=== Entries shown ===

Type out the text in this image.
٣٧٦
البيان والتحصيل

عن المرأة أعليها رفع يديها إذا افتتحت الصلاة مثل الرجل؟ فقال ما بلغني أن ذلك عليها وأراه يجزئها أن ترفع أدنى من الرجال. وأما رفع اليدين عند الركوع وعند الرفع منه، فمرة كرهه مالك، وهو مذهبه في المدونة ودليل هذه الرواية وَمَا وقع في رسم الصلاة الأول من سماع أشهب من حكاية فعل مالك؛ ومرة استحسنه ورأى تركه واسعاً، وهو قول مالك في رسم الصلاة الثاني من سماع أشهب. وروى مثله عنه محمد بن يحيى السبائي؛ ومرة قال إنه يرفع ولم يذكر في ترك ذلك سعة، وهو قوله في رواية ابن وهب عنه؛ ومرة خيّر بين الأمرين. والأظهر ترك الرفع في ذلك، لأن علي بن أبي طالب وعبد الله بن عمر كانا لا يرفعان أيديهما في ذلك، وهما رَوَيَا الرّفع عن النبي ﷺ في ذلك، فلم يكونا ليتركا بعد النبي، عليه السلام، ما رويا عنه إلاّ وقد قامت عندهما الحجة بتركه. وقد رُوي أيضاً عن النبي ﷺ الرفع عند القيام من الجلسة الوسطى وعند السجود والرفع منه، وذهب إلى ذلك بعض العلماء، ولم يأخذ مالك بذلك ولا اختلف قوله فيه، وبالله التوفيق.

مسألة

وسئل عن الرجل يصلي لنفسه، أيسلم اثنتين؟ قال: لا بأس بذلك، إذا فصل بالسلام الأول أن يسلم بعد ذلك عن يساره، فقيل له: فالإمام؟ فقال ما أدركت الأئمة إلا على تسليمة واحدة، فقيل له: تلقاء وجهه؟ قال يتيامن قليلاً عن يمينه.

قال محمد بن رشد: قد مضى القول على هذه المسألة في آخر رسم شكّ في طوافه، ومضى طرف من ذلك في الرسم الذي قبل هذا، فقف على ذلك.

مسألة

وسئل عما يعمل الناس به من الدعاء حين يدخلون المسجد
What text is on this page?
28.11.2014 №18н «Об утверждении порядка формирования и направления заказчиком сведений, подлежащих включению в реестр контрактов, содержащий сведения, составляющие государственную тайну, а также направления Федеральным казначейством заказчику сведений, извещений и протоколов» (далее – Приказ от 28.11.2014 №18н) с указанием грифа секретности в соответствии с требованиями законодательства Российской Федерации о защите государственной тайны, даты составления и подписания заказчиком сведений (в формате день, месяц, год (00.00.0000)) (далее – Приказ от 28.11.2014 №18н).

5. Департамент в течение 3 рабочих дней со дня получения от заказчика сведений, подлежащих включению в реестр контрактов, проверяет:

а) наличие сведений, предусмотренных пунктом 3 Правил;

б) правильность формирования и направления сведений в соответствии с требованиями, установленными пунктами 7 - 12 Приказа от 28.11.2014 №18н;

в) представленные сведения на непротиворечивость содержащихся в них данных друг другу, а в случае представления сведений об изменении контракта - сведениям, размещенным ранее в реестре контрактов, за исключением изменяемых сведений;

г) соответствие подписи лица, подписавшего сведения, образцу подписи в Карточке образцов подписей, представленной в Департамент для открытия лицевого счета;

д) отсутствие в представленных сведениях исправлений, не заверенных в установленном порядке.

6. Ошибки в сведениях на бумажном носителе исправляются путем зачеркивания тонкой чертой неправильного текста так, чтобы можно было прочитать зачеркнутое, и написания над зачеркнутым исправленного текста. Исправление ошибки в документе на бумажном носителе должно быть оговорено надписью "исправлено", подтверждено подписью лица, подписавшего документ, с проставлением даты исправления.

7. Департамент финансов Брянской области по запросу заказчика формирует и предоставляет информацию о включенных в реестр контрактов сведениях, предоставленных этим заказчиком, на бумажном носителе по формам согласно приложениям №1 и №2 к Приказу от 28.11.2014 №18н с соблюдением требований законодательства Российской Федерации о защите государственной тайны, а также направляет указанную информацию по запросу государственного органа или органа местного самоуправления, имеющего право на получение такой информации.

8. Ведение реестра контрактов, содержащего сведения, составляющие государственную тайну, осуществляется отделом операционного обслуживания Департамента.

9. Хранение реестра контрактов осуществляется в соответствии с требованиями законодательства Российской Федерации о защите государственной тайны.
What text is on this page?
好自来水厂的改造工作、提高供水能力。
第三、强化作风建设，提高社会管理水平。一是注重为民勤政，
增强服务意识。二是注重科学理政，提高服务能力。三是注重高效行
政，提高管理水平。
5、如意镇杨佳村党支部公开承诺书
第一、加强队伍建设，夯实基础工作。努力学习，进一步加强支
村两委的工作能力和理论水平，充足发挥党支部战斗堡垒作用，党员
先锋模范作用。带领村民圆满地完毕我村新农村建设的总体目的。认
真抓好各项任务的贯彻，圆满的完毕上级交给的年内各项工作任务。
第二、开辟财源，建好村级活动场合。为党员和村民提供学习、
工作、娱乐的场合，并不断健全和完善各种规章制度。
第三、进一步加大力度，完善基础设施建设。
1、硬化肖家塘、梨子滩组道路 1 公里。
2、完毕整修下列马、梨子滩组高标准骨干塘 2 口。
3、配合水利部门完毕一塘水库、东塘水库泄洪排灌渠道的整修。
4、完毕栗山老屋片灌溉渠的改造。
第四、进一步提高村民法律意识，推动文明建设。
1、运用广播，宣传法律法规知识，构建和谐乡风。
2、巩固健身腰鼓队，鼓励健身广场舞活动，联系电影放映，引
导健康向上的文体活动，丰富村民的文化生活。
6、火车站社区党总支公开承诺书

===

Goal >> Restate every line of the data word for word.

Exercise response >>
Type out the text in this image.
٣٧٦
البيان والتحصيل

عن المرأة أعليها رفع يديها إذا افتتحت الصلاة مثل الرجل؟ فقال ما بلغني أن ذلك عليها وأراه يجزئها أن ترفع أدنى من الرجال. وأما رفع اليدين عند الركوع وعند الرفع منه، فمرة كرهه مالك، وهو مذهبه في المدونة ودليل هذه الرواية وَمَا وقع في رسم الصلاة الأول من سماع أشهب من حكاية فعل مالك؛ ومرة استحسنه ورأى تركه واسعاً، وهو قول مالك في رسم الصلاة الثاني من سماع أشهب. وروى مثله عنه محمد بن يحيى السبائي؛ ومرة قال إنه يرفع ولم يذكر في ترك ذلك سعة، وهو قوله في رواية ابن وهب عنه؛ ومرة خيّر بين الأمرين. والأظهر ترك الرفع في ذلك، لأن علي بن أبي طالب وعبد الله بن عمر كانا لا يرفعان أيديهما في ذلك، وهما رَوَيَا الرّفع عن النبي ﷺ في ذلك، فلم يكونا ليتركا بعد النبي، عليه السلام، ما رويا عنه إلاّ وقد قامت عندهما الحجة بتركه. وقد رُوي أيضاً عن النبي ﷺ الرفع عند القيام من الجلسة الوسطى وعند السجود والرفع منه، وذهب إلى ذلك بعض العلماء، ولم يأخذ مالك بذلك ولا اختلف قوله فيه، وبالله التوفيق.

مسألة

وسئل عن الرجل يصلي لنفسه، أيسلم اثنتين؟ قال: لا بأس بذلك، إذا فصل بالسلام الأول أن يسلم بعد ذلك عن يساره، فقيل له: فالإمام؟ فقال ما أدركت الأئمة إلا على تسليمة واحدة، فقيل له: تلقاء وجهه؟ قال يتيامن قليلاً عن يمينه.

قال محمد بن رشد: قد مضى القول على هذه المسألة في آخر رسم شكّ في طوافه، ومضى طرف من ذلك في الرسم الذي قبل هذا، فقف على ذلك.

مسألة

وسئل عما يعمل الناس به من الدعاء حين يدخلون المسجد
What text is on this page?
28.11.2014 №18н «Об утверждении порядка формирования и направления заказчиком сведений, подлежащих включению в реестр контрактов, содержащий сведения, составляющие государственную тайну, а также направления Федеральным казначейством заказчику сведений, извещений и протоколов» (далее – Приказ от 28.11.2014 №18н) с указанием грифа секретности в соответствии с требованиями законодательства Российской Федерации о защите государственной тайны, даты составления и подписания заказчиком сведений (в формате день, месяц, год (00.00.0000)) (далее – Приказ от 28.11.2014 №18н).

5. Департамент в течение 3 рабочих дней со дня получения от заказчика сведений, подлежащих включению в реестр контрактов, проверяет:

а) наличие сведений, предусмотренных пунктом 3 Правил;

б) правильность формирования и направления сведений в соответствии с требованиями, установленными пунктами 7 - 12 Приказа от 28.11.2014 №18н;

в) представленные сведения на непротиворечивость содержащихся в них данных друг другу, а в случае представления сведений об изменении контракта - сведениям, размещенным ранее в реестре контрактов, за исключением изменяемых сведений;

г) соответствие подписи лица, подписавшего сведения, образцу подписи в Карточке образцов подписей, представленной в Департамент для открытия лицевого счета;

д) отсутствие в представленных сведениях исправлений, не заверенных в установленном порядке.

6. Ошибки в сведениях на бумажном носителе исправляются путем зачеркивания тонкой чертой неправильного текста так, чтобы можно было прочитать зачеркнутое, и написания над зачеркнутым исправленного текста. Исправление ошибки в документе на бумажном носителе должно быть оговорено надписью "исправлено", подтверждено подписью лица, подписавшего документ, с проставлением даты исправления.

7. Департамент финансов Брянской области по запросу заказчика формирует и предоставляет информацию о включенных в реестр контрактов сведениях, предоставленных этим заказчиком, на бумажном носителе по формам согласно приложениям №1 и №2 к Приказу от 28.11.2014 №18н с соблюдением требований законодательства Российской Федерации о защите государственной тайны, а также направляет указанную информацию по запросу государственного органа или органа местного самоуправления, имеющего право на получение такой информации.

8. Ведение реестра контрактов, содержащего сведения, составляющие государственную тайну, осуществляется отделом операционного обслуживания Департамента.

9. Хранение реестра контрактов осуществляется в соответствии с требованиями законодательства Российской Федерации о защите государственной тайны.
What text is on this page?
好自来水厂的改造工作、提高供水能力。
第三、强化作风建设，提高社会管理水平。一是注重为民勤政，
增强服务意识。二是注重科学理政，提高服务能力。三是注重高效行
政，提高管理水平。
5、如意镇杨佳村党支部公开承诺书
第一、加强队伍建设，夯实基础工作。努力学习，进一步加强支
村两委的工作能力和理论水平，充足发挥党支部战斗堡垒作用，党员
先锋模范作用。带领村民圆满地完毕我村新农村建设的总体目的。认
真抓好各项任务的贯彻，圆满的完毕上级交给的年内各项工作任务。
第二、开辟财源，建好村级活动场合。为党员和村民提供学习、
工作、娱乐的场合，并不断健全和完善各种规章制度。
第三、进一步加大力度，完善基础设施建设。
1、硬化肖家塘、梨子滩组道路 1 公里。
2、完毕整修下列马、梨子滩组高标准骨干塘 2 口。
3、配合水利部门完毕一塘水库、东塘水库泄洪排灌渠道的整修。
4、完毕栗山老屋片灌溉渠的改造。
第四、进一步提高村民法律意识，推动文明建设。
1、运用广播，宣传法律法规知识，构建和谐乡风。
2、巩固健身腰鼓队，鼓励健身广场舞活动，联系电影放映，引
导健康向上的文体活动，丰富村民的文化生活。
6、火车站社区党总支公开承诺书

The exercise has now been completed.